Copy each line of the entries that contains the word "this".

[Data entries for graphics]
______________________________

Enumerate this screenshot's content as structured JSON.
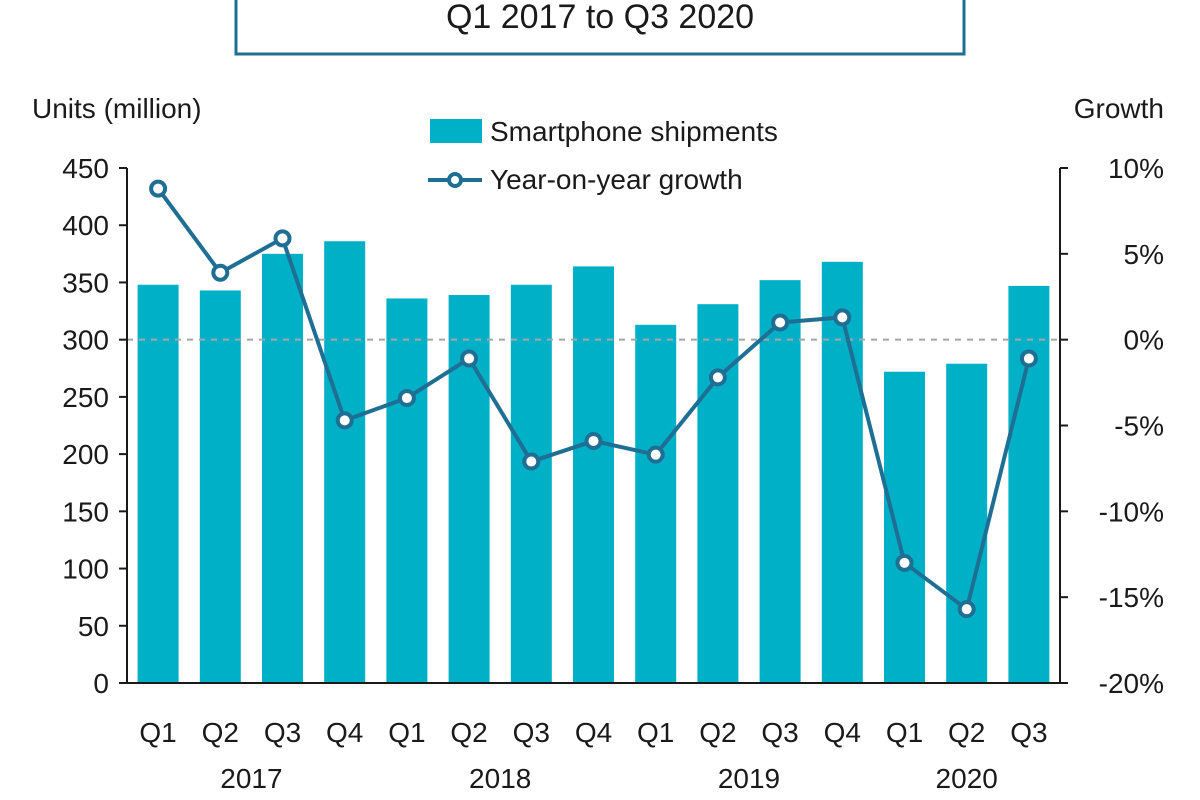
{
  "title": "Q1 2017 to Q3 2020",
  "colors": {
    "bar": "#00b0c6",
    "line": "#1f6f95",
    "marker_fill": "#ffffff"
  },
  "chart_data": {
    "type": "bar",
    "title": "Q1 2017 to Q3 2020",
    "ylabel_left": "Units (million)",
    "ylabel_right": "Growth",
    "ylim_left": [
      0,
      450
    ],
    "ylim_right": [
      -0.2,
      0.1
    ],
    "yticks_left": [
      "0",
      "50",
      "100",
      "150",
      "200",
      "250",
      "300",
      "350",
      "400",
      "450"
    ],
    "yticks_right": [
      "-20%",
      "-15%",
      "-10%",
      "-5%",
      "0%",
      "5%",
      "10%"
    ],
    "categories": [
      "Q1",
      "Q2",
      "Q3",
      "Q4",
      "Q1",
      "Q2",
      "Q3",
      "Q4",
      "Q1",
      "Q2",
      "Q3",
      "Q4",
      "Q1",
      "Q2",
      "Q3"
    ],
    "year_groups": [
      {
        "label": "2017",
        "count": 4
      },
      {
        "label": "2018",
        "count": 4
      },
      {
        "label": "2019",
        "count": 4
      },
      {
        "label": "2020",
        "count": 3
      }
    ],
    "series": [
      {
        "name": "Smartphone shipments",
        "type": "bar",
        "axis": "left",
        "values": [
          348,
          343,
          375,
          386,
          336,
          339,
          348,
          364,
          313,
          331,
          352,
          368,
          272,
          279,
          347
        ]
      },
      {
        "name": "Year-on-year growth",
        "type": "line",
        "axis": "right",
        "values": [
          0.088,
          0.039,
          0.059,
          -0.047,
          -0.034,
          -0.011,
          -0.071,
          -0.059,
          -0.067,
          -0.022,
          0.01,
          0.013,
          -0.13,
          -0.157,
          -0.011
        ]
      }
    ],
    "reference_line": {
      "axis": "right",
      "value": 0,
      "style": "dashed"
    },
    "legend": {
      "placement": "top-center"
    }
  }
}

______________________________

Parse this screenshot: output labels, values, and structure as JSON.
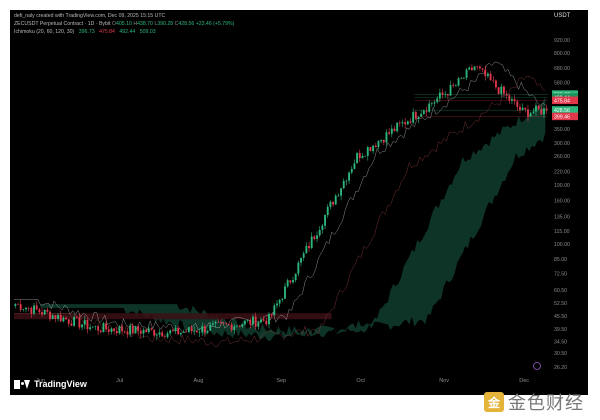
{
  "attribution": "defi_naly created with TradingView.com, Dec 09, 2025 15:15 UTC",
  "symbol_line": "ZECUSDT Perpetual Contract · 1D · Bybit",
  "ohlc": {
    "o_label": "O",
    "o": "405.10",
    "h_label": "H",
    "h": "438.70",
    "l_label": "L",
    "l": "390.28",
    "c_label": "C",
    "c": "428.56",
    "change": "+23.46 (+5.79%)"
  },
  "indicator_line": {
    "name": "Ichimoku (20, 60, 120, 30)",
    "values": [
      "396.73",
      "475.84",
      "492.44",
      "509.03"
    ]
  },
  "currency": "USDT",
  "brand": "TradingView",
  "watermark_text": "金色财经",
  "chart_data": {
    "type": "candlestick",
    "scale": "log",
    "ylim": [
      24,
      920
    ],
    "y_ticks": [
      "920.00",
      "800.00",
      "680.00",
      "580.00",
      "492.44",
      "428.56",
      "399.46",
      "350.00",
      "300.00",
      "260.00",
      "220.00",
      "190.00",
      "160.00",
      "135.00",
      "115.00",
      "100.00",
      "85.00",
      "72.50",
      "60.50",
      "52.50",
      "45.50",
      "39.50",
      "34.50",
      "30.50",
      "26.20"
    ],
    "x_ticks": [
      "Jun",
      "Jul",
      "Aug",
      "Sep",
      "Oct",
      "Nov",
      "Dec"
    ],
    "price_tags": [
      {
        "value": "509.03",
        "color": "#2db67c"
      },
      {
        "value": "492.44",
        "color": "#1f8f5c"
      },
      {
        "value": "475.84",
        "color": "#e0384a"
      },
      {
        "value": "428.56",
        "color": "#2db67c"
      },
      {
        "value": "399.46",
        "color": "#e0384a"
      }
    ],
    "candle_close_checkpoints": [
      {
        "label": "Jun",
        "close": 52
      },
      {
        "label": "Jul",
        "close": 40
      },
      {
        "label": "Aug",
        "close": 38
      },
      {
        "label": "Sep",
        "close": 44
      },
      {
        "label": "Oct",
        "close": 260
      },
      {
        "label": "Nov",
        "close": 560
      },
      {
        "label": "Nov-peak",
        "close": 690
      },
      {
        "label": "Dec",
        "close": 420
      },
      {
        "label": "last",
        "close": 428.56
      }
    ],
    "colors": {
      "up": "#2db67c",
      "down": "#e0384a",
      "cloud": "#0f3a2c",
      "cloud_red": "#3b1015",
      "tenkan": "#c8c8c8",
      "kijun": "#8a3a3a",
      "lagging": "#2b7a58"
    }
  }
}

______________________________

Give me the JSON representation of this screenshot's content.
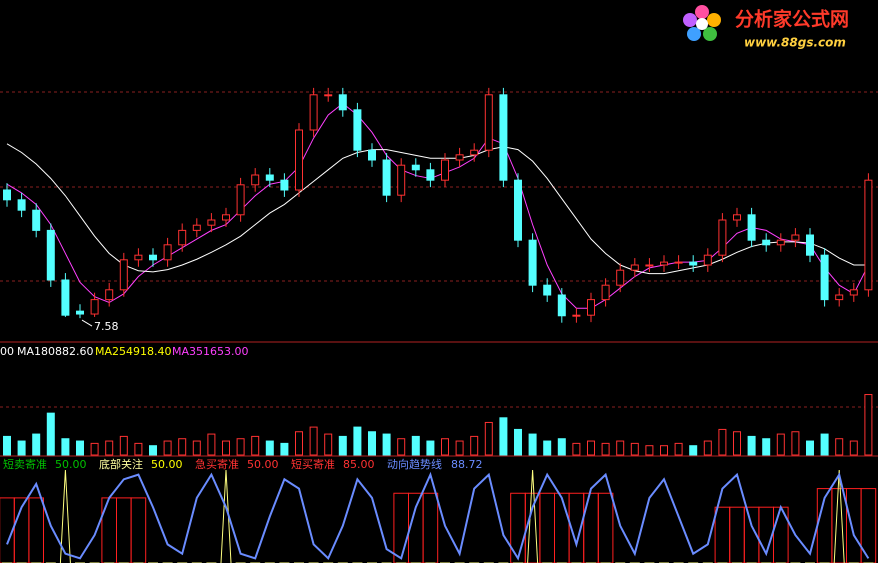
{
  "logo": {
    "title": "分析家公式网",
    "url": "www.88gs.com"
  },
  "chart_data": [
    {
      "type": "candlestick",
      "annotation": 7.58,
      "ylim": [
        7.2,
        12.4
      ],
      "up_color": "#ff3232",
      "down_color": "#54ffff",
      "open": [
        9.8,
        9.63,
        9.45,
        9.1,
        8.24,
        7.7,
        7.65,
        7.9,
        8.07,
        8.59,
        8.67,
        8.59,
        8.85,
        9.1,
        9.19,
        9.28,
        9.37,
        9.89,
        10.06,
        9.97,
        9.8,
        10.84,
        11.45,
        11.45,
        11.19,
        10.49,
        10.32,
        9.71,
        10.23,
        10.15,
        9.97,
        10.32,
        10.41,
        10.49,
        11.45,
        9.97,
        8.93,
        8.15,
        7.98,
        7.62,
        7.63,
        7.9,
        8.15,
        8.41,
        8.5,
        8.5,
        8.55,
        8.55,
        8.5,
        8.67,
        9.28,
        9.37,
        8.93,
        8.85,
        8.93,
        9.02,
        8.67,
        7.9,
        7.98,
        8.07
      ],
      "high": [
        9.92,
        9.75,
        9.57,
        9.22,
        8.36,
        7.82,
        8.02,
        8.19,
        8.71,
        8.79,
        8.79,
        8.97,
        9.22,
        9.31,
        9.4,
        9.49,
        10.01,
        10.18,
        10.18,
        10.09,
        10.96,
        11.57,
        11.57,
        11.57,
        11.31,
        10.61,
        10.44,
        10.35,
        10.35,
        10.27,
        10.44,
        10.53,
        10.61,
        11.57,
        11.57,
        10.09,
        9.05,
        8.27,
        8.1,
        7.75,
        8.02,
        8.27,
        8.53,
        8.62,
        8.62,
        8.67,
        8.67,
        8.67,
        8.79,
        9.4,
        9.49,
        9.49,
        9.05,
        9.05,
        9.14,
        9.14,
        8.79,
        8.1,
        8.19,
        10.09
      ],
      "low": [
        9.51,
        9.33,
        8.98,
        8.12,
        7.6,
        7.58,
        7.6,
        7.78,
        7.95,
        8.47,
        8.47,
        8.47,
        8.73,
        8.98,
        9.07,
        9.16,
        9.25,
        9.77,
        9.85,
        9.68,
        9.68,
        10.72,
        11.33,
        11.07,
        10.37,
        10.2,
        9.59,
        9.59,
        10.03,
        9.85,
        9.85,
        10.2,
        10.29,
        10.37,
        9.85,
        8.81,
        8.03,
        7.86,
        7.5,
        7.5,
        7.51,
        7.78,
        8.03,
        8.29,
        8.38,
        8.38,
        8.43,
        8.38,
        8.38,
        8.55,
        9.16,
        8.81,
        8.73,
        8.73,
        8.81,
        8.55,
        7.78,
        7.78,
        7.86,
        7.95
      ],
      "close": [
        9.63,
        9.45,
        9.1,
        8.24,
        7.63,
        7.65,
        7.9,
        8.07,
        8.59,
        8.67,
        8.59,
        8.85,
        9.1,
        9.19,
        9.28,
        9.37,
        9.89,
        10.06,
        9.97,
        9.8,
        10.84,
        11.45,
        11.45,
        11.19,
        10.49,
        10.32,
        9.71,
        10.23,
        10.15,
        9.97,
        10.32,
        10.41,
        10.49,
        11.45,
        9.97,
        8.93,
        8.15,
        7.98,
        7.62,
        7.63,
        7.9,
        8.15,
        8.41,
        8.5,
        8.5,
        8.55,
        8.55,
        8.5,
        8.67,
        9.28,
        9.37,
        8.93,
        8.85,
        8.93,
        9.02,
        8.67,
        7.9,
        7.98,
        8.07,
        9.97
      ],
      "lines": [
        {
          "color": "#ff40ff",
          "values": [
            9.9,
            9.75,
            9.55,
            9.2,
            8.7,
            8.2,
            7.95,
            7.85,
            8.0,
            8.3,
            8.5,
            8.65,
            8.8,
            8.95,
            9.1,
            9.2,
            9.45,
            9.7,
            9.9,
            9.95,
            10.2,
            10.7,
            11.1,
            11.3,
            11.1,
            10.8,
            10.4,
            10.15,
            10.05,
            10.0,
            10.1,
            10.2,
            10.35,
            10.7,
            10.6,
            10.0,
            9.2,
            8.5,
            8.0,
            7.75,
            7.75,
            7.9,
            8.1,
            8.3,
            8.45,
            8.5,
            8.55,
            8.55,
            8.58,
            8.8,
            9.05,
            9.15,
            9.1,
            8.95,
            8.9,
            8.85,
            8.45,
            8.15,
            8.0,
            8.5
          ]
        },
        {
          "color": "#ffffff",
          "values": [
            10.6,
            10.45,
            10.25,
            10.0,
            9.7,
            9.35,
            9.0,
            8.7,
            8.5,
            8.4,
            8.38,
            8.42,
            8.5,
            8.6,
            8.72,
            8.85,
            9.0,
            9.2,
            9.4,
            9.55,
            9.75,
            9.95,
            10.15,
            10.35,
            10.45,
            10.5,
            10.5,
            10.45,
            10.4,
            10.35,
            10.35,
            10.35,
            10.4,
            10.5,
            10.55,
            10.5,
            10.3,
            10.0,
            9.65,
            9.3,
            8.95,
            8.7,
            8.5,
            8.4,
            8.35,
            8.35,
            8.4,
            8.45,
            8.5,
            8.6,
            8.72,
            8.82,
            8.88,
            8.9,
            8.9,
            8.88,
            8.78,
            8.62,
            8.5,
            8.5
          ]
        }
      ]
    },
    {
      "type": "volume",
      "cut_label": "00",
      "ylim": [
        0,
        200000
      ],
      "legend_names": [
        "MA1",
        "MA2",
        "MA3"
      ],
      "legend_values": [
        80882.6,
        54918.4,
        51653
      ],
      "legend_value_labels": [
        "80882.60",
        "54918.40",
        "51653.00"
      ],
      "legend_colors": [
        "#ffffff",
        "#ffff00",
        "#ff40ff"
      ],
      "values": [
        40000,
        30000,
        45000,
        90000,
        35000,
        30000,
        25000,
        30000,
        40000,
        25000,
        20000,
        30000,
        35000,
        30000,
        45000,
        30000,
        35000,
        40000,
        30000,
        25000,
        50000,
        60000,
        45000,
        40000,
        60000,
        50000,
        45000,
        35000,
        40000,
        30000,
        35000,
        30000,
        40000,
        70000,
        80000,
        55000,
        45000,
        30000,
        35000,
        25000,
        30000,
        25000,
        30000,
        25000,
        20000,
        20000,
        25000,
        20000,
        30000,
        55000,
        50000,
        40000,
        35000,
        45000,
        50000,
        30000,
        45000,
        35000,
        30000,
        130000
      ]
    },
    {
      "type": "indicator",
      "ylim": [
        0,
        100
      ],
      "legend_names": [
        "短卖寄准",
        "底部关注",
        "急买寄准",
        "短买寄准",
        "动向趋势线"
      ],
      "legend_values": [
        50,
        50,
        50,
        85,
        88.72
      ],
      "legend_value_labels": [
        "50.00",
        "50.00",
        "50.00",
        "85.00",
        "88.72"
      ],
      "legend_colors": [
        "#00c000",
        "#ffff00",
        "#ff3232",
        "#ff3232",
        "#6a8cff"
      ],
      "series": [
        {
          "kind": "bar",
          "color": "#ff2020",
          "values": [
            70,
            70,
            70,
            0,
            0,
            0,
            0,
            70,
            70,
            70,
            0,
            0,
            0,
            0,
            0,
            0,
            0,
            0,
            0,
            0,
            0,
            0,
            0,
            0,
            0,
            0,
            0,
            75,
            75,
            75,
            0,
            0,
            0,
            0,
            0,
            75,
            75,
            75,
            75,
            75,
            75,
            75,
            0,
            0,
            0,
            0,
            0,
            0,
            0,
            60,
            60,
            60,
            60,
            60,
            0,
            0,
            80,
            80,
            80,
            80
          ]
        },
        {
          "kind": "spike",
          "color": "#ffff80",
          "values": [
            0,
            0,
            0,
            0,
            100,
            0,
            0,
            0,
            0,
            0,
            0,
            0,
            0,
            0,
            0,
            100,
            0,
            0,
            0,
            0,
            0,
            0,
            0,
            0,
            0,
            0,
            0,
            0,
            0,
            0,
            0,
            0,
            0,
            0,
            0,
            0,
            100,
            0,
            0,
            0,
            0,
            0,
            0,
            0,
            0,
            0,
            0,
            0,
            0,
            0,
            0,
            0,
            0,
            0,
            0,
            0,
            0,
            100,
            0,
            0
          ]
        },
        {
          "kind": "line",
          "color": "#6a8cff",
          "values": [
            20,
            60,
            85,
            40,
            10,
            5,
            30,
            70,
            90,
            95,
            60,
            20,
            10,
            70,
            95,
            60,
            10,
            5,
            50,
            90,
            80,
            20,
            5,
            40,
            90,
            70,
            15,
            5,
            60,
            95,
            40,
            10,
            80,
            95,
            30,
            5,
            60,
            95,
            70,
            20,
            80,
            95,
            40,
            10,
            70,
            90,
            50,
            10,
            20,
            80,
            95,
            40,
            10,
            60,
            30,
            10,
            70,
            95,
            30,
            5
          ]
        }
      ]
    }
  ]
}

______________________________

*WRITTEN ANSWER*.
Enumerate this screenshot's content as structured JSON.
Parse this screenshot: output labels, values, and structure as JSON.
Give me the JSON representation of this screenshot's content.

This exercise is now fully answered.